Economists warn the impact could extend beyond inflation and weigh on broader economic activity.
"The geopolitical escalation is hitting the German economy at a moment when a dynamic recovery had only just begun," said Geraldine Dany-Knedlik of the German Institute for Economic Research (DIW). Rising energy prices and heightened uncertainty are likely to delay a meaningful rebound, she added.
The German government has already described the recovery as fragile and last week cut its 2026 growth forecast by half to 0.5 percent, citing higher energy costs and geopolitical risks.
To mitigate the impact, Berlin plans to cut fuel taxes by around 17 euro cents (0.2 U.S. dollars) per liter from May 1 to June 30, a measure expected to cost about 1.6 billion euros (1.87 billion dollars) in lost revenue. The oil industry has pledged to pass the reduction on to consumers, though some analysts doubt it will be fully reflected in prices.
Critics have also questioned whether the fuel rebate will primarily benefit oil companies rather than significantly ease pressure on households, while only supporting drivers of combustion-engine vehicles.
However, analysts say the current inflation wave is likely to be less severe than the shock triggered by the Russia-Ukraine conflict in 2022.
A simulation by the German Economic Institute (IW) suggests inflation could reach around 3.5 percent in 2026, well below the peak of about 10 percent during that crisis. The institute expects consumer prices in December 2026 to be 4.6 percent higher than a year earlier.
Germany's economy ministry said the recovery outlook will largely depend on how the Middle East conflict evolves and remains subject to "considerable uncertainty." Should tensions ease, increased government spending on infrastructure and defense could help lift the economy out of its prolonged downturn.

• **Data entries**
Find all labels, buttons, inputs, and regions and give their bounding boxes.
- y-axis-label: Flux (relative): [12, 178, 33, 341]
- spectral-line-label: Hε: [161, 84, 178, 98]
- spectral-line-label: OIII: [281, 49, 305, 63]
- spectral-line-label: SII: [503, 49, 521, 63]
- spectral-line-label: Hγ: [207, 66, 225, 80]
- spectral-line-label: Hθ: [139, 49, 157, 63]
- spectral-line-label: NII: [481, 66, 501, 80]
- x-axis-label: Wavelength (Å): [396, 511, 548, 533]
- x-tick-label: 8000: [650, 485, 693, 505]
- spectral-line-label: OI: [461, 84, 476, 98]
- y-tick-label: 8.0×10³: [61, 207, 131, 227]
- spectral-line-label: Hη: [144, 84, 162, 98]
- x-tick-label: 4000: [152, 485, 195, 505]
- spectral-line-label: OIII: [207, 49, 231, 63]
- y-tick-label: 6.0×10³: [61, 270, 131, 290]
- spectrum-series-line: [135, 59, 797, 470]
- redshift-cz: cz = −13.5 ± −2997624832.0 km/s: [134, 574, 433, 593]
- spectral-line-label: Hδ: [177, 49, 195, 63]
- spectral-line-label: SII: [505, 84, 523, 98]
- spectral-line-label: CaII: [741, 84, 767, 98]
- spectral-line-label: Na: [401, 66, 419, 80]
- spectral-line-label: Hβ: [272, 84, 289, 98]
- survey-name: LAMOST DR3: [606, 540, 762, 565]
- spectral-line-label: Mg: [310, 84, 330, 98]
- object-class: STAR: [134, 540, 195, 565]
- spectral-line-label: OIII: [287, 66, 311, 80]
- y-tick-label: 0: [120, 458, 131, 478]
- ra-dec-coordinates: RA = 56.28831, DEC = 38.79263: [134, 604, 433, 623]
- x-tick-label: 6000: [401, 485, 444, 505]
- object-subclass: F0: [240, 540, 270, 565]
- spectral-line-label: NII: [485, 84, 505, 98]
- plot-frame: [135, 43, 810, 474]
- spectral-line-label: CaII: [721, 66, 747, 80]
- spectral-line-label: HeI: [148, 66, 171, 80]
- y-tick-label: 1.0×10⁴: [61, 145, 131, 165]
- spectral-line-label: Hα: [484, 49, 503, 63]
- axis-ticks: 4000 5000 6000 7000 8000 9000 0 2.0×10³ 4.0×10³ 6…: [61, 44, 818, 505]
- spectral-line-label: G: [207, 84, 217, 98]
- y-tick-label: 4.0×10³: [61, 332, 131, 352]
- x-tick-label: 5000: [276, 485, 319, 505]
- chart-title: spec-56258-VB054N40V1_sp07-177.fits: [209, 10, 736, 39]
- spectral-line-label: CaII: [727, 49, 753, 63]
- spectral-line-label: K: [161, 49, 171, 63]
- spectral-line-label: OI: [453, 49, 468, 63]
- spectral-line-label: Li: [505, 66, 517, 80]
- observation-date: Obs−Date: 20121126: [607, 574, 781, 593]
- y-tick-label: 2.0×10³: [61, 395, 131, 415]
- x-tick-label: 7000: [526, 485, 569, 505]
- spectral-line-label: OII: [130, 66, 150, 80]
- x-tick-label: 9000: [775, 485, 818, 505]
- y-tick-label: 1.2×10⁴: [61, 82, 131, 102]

• **Given exercise**
From the German economy passage, extract the part that begins at the words "The German government" and stops after "conflict in 2022.", copying it word for word.

• **Problem solution**
The German government has already described the recovery as fragile and last week cut its 2026 growth forecast by half to 0.5 percent, citing higher energy costs and geopolitical risks.
To mitigate the impact, Berlin plans to cut fuel taxes by around 17 euro cents (0.2 U.S. dollars) per liter from May 1 to June 30, a measure expected to cost about 1.6 billion euros (1.87 billion dollars) in lost revenue. The oil industry has pledged to pass the reduction on to consumers, though some analysts doubt it will be fully reflected in prices.
Critics have also questioned whether the fuel rebate will primarily benefit oil companies rather than significantly ease pressure on households, while only supporting drivers of combustion-engine vehicles.
However, analysts say the current inflation wave is likely to be less severe than the shock triggered by the Russia-Ukraine conflict in 2022.